Instructions for the task: Select and reproduce each line of the listing below that bears the string "bars".

====

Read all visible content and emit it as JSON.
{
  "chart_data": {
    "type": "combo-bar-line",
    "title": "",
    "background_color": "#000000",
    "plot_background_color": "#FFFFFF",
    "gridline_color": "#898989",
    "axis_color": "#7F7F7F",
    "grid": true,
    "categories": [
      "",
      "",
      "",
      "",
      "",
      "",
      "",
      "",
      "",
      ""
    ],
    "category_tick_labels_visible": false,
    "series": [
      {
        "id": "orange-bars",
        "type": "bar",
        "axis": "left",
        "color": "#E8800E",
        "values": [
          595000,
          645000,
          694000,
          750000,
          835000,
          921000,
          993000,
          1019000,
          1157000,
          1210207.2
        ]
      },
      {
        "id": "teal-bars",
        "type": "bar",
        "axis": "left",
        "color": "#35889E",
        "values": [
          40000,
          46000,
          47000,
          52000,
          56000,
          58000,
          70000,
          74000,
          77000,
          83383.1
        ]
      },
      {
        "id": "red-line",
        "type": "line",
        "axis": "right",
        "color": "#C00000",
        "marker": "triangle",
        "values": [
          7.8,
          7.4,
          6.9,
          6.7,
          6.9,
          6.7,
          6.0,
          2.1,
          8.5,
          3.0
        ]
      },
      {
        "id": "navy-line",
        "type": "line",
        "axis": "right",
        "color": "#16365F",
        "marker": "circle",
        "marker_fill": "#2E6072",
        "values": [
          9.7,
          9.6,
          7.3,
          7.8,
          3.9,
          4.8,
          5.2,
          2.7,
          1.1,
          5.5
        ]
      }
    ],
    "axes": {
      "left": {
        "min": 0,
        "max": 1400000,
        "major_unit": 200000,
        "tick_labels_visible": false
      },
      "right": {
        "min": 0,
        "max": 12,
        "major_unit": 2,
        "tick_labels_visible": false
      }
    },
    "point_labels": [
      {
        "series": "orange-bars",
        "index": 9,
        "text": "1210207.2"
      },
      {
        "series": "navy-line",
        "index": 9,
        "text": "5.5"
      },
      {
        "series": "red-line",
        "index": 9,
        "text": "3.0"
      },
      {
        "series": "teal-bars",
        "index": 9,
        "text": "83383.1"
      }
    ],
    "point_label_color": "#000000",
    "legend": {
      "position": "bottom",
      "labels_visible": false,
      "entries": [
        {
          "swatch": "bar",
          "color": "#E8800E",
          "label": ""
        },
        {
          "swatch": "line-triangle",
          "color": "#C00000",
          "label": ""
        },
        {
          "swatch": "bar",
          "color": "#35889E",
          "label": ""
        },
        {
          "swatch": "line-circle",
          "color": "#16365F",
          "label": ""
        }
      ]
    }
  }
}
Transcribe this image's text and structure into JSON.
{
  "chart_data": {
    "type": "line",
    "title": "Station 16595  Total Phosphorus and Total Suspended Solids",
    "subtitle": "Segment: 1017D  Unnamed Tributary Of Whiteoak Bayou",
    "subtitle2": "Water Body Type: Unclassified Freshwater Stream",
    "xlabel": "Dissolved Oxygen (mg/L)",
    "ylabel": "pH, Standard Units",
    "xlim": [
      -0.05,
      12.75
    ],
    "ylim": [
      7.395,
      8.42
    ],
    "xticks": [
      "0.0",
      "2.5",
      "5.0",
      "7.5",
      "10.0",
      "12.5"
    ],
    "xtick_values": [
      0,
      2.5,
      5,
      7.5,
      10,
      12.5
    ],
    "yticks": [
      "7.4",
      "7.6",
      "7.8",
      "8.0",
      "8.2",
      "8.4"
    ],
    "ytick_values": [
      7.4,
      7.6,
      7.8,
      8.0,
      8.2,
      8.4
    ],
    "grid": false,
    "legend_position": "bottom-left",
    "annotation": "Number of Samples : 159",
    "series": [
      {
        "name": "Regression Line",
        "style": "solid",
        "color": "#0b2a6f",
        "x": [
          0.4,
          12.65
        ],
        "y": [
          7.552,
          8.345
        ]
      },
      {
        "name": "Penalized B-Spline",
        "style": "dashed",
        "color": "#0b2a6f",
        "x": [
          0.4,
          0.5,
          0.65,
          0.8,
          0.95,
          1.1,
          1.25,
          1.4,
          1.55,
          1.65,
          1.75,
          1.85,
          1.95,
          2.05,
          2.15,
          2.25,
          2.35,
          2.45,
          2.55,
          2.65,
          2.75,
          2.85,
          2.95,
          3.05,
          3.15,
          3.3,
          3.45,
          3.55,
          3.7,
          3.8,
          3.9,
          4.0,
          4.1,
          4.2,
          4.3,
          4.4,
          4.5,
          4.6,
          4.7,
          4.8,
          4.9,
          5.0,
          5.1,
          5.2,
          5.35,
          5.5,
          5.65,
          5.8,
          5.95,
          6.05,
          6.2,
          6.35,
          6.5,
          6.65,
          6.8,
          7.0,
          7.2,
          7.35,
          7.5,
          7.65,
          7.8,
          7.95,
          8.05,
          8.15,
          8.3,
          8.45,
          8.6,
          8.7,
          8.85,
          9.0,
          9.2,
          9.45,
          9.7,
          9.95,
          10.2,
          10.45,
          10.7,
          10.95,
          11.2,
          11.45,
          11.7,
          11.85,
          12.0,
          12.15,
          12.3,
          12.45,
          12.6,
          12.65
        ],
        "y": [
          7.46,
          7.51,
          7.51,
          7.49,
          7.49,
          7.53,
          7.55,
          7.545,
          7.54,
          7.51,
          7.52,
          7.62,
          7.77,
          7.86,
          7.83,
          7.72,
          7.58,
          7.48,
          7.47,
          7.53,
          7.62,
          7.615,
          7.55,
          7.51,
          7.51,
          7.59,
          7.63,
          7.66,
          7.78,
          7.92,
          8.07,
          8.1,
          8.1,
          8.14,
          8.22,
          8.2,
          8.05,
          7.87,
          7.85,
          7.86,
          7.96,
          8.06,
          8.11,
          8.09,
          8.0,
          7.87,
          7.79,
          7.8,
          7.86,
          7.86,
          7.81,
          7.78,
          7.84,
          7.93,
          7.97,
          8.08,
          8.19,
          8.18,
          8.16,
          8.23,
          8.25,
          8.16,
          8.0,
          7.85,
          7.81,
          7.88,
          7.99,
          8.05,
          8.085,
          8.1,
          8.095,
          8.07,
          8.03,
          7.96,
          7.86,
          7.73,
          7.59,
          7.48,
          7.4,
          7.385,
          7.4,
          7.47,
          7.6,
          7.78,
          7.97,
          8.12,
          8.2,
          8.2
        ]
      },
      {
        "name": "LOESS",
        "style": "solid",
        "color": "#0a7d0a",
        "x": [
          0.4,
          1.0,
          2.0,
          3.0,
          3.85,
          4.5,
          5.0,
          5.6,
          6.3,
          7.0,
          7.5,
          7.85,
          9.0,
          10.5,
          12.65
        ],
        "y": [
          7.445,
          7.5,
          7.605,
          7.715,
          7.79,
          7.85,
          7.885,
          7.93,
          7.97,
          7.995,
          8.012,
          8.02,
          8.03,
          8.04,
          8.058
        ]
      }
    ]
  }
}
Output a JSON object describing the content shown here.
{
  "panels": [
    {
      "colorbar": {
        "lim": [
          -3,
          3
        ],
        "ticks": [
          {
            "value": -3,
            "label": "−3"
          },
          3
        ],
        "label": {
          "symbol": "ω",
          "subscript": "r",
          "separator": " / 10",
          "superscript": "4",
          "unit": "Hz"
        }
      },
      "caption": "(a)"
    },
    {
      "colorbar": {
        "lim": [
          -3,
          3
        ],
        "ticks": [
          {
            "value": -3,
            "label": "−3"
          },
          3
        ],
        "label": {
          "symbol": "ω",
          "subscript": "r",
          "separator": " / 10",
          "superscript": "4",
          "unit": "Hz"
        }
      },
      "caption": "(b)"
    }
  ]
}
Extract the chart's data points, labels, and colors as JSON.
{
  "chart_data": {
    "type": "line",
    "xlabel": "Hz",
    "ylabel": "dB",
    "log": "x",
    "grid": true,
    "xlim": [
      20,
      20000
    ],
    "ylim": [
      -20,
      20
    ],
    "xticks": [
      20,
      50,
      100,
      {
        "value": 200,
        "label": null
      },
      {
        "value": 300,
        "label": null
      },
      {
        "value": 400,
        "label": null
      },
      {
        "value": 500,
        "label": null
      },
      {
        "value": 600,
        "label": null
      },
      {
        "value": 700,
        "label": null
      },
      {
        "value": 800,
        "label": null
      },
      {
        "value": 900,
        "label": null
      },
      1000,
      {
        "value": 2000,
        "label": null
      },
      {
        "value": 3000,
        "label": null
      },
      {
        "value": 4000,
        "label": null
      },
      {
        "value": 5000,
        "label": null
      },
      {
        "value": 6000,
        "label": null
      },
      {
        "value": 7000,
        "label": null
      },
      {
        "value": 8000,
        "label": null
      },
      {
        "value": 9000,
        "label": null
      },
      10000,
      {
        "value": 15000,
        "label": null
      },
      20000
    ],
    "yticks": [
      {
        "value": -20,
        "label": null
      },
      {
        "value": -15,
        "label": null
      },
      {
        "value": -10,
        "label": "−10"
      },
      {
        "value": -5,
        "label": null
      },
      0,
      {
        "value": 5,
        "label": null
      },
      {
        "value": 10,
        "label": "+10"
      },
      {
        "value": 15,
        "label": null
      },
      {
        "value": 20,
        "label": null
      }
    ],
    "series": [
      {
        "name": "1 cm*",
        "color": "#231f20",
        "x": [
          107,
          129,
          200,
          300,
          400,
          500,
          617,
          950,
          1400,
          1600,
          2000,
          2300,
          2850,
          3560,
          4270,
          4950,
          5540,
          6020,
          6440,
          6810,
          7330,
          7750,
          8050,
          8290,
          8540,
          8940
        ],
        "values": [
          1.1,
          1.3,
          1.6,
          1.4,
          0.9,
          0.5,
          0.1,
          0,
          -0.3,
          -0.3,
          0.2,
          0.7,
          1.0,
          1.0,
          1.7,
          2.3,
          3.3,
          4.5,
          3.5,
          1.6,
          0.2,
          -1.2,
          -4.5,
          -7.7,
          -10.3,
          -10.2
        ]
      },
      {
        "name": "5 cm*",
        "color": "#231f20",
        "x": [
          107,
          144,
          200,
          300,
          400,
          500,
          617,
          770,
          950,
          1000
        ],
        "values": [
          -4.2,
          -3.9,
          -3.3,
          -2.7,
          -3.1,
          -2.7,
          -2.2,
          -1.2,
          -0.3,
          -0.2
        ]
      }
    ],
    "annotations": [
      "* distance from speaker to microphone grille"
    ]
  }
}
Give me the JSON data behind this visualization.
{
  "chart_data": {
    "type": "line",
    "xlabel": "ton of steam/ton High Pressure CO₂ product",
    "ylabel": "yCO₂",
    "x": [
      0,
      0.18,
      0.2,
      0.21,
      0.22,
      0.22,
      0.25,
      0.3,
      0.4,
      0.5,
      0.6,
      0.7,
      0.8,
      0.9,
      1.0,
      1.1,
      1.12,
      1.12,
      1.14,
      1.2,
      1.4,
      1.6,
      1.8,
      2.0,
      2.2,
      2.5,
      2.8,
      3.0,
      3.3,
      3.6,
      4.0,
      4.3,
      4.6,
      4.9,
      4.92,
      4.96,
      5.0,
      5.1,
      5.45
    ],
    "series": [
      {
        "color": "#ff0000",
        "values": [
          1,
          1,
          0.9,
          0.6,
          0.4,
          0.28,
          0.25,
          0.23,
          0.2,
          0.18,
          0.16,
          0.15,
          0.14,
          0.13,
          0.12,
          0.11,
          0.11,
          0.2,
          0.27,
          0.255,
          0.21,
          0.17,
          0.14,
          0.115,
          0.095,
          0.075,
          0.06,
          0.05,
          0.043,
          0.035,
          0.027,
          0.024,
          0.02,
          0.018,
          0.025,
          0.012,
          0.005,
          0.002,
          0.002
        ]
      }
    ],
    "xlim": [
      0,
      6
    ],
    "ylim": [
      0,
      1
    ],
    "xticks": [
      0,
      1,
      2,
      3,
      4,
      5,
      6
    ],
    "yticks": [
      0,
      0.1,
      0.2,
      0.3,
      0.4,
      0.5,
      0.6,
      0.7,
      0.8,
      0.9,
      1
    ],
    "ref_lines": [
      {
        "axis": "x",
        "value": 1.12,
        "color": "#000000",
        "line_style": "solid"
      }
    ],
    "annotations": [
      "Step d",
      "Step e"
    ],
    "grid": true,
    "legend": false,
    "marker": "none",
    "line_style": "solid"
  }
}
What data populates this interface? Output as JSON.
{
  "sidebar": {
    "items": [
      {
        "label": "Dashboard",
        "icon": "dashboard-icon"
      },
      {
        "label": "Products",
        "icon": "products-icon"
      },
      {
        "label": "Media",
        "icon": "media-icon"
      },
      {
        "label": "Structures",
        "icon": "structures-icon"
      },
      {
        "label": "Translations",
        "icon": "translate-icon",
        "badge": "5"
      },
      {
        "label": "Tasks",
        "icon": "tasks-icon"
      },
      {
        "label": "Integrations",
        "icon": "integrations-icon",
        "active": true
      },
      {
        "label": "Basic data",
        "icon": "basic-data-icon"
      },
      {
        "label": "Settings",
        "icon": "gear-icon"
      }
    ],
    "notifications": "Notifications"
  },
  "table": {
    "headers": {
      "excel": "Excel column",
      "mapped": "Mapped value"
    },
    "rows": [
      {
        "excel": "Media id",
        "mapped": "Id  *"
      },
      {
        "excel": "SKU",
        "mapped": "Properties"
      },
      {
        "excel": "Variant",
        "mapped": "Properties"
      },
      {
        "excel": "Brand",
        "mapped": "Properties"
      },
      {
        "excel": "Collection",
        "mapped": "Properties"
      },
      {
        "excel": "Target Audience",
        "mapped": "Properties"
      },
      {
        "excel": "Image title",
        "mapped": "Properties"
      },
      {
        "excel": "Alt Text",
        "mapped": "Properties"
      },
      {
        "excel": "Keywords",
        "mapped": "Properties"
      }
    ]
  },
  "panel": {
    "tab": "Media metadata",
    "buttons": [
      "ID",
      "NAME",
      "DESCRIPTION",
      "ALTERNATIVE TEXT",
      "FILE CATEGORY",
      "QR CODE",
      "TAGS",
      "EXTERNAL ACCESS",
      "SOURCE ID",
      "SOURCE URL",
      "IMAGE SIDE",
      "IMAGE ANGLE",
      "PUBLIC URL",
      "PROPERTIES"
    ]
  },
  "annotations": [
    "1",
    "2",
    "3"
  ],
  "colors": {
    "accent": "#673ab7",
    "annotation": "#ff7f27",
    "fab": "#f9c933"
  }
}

====

Reply to the task:
        "id": "orange-bars",
        "id": "teal-bars",
        "series": "orange-bars",
        "series": "teal-bars",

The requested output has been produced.